**** DATA EXTRACT

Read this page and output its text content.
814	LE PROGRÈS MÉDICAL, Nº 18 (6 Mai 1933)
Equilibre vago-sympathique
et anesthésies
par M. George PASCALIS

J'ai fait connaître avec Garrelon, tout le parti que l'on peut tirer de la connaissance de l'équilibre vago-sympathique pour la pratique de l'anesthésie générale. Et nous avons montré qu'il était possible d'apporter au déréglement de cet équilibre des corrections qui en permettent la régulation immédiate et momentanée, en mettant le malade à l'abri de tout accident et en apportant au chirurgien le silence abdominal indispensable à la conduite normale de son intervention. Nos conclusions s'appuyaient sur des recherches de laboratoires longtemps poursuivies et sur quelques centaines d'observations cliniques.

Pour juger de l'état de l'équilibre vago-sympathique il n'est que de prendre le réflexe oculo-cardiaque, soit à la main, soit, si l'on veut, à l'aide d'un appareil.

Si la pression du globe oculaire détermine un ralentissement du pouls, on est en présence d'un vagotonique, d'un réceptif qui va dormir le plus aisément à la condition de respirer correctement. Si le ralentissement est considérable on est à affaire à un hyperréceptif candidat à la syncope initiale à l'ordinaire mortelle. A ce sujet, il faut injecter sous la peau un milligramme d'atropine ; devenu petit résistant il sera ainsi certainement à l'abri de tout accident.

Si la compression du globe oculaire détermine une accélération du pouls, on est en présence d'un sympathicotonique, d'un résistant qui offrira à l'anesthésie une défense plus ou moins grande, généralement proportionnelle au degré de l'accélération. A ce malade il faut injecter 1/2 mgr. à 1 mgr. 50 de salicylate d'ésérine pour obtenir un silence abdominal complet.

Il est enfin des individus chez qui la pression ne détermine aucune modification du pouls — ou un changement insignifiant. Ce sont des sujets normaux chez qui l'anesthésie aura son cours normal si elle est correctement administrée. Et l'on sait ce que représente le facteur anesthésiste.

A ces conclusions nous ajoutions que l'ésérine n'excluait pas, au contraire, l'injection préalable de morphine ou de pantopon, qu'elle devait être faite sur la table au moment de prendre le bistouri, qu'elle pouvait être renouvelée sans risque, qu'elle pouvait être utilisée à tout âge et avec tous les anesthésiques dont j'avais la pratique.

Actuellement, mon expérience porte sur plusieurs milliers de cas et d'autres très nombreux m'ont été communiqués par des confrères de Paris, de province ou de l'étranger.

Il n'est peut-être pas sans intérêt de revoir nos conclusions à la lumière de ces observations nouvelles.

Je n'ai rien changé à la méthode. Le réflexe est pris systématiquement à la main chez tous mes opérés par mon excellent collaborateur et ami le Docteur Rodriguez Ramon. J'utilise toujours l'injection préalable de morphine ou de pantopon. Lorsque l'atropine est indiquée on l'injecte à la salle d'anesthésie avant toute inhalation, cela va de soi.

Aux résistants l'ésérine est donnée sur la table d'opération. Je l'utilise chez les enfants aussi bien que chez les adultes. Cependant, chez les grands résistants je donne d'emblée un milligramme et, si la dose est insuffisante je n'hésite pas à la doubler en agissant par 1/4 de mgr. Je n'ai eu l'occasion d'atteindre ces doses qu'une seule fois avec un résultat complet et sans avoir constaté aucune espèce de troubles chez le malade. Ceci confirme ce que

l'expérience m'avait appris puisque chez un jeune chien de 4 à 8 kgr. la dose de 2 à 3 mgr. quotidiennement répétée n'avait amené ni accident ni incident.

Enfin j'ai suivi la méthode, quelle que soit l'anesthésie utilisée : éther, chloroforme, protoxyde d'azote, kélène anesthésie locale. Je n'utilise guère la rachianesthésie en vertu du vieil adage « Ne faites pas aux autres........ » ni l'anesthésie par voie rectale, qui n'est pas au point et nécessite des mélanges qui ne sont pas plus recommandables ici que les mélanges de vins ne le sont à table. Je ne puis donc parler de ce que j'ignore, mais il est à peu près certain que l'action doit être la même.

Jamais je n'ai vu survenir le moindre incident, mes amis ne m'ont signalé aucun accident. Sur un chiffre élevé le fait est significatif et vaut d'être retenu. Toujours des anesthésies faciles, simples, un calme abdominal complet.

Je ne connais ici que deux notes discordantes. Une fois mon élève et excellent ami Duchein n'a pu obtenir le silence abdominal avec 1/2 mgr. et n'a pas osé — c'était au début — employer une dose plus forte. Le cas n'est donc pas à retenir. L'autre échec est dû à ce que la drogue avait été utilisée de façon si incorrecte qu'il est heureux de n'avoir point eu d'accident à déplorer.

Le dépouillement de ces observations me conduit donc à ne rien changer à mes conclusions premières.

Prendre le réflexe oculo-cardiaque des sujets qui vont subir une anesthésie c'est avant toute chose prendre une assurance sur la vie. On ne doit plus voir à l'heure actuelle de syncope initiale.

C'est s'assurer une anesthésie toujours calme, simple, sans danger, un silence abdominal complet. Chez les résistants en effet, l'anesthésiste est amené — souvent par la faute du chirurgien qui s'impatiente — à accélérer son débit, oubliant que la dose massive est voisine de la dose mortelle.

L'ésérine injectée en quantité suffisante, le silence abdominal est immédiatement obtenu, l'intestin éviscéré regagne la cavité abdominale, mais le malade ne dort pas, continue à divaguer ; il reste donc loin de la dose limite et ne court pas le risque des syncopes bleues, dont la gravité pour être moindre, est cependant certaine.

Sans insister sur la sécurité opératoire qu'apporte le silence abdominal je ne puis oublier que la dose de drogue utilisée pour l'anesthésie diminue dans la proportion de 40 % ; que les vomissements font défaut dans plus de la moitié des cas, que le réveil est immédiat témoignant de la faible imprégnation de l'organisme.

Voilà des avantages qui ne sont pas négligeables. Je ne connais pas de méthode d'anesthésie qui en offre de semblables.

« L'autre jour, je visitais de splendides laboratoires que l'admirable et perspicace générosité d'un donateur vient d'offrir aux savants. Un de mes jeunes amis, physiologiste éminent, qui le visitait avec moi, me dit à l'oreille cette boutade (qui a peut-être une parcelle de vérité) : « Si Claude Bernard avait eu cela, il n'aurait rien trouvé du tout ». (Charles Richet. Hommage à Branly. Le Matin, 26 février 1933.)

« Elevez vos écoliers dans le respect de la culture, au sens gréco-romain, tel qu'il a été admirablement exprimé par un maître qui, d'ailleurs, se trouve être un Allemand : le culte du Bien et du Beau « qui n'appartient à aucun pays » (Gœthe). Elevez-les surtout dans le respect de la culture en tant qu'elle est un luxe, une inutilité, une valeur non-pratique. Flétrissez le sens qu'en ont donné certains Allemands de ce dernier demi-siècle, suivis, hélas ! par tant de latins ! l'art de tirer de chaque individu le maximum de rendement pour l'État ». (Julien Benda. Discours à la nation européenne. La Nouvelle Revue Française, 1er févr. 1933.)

********

**INSTRUCTIONS FOR THE TASK:** Search the listing for the word "sujets". Copy every line in which it occurs.

**REPLY:**
Il est enfin des individus chez qui la pression ne détermine aucune modification du pouls — ou un changement insignifiant. Ce sont des sujets normaux chez qui l'anesthésie aura son cours normal si elle est correctement administrée. Et l'on sait ce que représente le facteur anesthésiste.
Prendre le réflexe oculo-cardiaque des sujets qui vont subir une anesthésie c'est avant toute chose prendre une assurance sur la vie. On ne doit plus voir à l'heure actuelle de syncope initiale.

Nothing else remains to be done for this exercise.